- [What needs to be done]
Every entry must be duplicated precisely as written.

- [Provided data]

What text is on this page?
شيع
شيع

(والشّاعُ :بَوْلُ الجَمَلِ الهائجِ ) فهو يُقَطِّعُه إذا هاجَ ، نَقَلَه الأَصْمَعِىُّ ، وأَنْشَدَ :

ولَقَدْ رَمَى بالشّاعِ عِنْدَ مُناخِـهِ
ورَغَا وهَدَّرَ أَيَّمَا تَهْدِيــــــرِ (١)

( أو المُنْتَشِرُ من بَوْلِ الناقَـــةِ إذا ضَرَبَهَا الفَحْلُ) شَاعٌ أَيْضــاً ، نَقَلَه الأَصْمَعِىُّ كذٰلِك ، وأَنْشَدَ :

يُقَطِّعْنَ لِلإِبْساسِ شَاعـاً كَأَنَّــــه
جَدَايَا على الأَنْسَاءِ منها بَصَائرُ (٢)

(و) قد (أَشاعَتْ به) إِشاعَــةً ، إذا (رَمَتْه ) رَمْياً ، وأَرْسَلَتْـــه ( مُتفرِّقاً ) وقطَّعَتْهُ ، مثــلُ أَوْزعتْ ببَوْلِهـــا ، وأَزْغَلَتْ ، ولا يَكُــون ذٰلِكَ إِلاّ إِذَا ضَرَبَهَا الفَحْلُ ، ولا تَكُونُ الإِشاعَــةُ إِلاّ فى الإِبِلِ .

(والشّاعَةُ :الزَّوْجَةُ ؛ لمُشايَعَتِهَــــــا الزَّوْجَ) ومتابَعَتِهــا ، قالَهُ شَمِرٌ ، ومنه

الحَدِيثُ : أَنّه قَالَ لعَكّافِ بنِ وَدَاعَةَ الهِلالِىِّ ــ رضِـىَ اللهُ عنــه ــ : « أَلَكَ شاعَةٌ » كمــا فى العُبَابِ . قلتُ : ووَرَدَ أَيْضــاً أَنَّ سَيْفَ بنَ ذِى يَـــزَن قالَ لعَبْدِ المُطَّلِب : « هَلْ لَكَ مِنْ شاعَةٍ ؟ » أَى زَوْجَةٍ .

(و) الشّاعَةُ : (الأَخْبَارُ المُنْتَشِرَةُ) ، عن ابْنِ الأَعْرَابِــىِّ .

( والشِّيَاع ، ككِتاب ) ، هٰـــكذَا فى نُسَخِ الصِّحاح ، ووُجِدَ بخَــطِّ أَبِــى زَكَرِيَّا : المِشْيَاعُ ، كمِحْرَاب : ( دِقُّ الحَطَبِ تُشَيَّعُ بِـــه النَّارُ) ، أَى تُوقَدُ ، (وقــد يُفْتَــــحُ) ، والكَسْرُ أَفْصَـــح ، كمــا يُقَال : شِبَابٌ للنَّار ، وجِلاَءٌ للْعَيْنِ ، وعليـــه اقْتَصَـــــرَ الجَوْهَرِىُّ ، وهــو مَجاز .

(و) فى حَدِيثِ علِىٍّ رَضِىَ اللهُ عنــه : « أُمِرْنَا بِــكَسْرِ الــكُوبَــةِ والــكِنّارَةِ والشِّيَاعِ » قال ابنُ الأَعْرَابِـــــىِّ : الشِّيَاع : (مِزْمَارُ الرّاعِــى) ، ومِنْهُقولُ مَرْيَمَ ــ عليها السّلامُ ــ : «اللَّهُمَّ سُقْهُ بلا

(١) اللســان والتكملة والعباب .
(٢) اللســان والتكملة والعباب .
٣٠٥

- [Expected output]
What text is on this page?
شيع
شيع

(والشّاعُ :بَوْلُ الجَمَلِ الهائجِ ) فهو يُقَطِّعُه إذا هاجَ ، نَقَلَه الأَصْمَعِىُّ ، وأَنْشَدَ :

ولَقَدْ رَمَى بالشّاعِ عِنْدَ مُناخِـهِ
ورَغَا وهَدَّرَ أَيَّمَا تَهْدِيــــــرِ (١)

( أو المُنْتَشِرُ من بَوْلِ الناقَـــةِ إذا ضَرَبَهَا الفَحْلُ) شَاعٌ أَيْضــاً ، نَقَلَه الأَصْمَعِىُّ كذٰلِك ، وأَنْشَدَ :

يُقَطِّعْنَ لِلإِبْساسِ شَاعـاً كَأَنَّــــه
جَدَايَا على الأَنْسَاءِ منها بَصَائرُ (٢)

(و) قد (أَشاعَتْ به) إِشاعَــةً ، إذا (رَمَتْه ) رَمْياً ، وأَرْسَلَتْـــه ( مُتفرِّقاً ) وقطَّعَتْهُ ، مثــلُ أَوْزعتْ ببَوْلِهـــا ، وأَزْغَلَتْ ، ولا يَكُــون ذٰلِكَ إِلاّ إِذَا ضَرَبَهَا الفَحْلُ ، ولا تَكُونُ الإِشاعَــةُ إِلاّ فى الإِبِلِ .

(والشّاعَةُ :الزَّوْجَةُ ؛ لمُشايَعَتِهَــــــا الزَّوْجَ) ومتابَعَتِهــا ، قالَهُ شَمِرٌ ، ومنه

الحَدِيثُ : أَنّه قَالَ لعَكّافِ بنِ وَدَاعَةَ الهِلالِىِّ ــ رضِـىَ اللهُ عنــه ــ : « أَلَكَ شاعَةٌ » كمــا فى العُبَابِ . قلتُ : ووَرَدَ أَيْضــاً أَنَّ سَيْفَ بنَ ذِى يَـــزَن قالَ لعَبْدِ المُطَّلِب : « هَلْ لَكَ مِنْ شاعَةٍ ؟ » أَى زَوْجَةٍ .

(و) الشّاعَةُ : (الأَخْبَارُ المُنْتَشِرَةُ) ، عن ابْنِ الأَعْرَابِــىِّ .

( والشِّيَاع ، ككِتاب ) ، هٰـــكذَا فى نُسَخِ الصِّحاح ، ووُجِدَ بخَــطِّ أَبِــى زَكَرِيَّا : المِشْيَاعُ ، كمِحْرَاب : ( دِقُّ الحَطَبِ تُشَيَّعُ بِـــه النَّارُ) ، أَى تُوقَدُ ، (وقــد يُفْتَــــحُ) ، والكَسْرُ أَفْصَـــح ، كمــا يُقَال : شِبَابٌ للنَّار ، وجِلاَءٌ للْعَيْنِ ، وعليـــه اقْتَصَـــــرَ الجَوْهَرِىُّ ، وهــو مَجاز .

(و) فى حَدِيثِ علِىٍّ رَضِىَ اللهُ عنــه : « أُمِرْنَا بِــكَسْرِ الــكُوبَــةِ والــكِنّارَةِ والشِّيَاعِ » قال ابنُ الأَعْرَابِـــــىِّ : الشِّيَاع : (مِزْمَارُ الرّاعِــى) ، ومِنْهُقولُ مَرْيَمَ ــ عليها السّلامُ ــ : «اللَّهُمَّ سُقْهُ بلا

(١) اللســان والتكملة والعباب .
(٢) اللســان والتكملة والعباب .
٣٠٥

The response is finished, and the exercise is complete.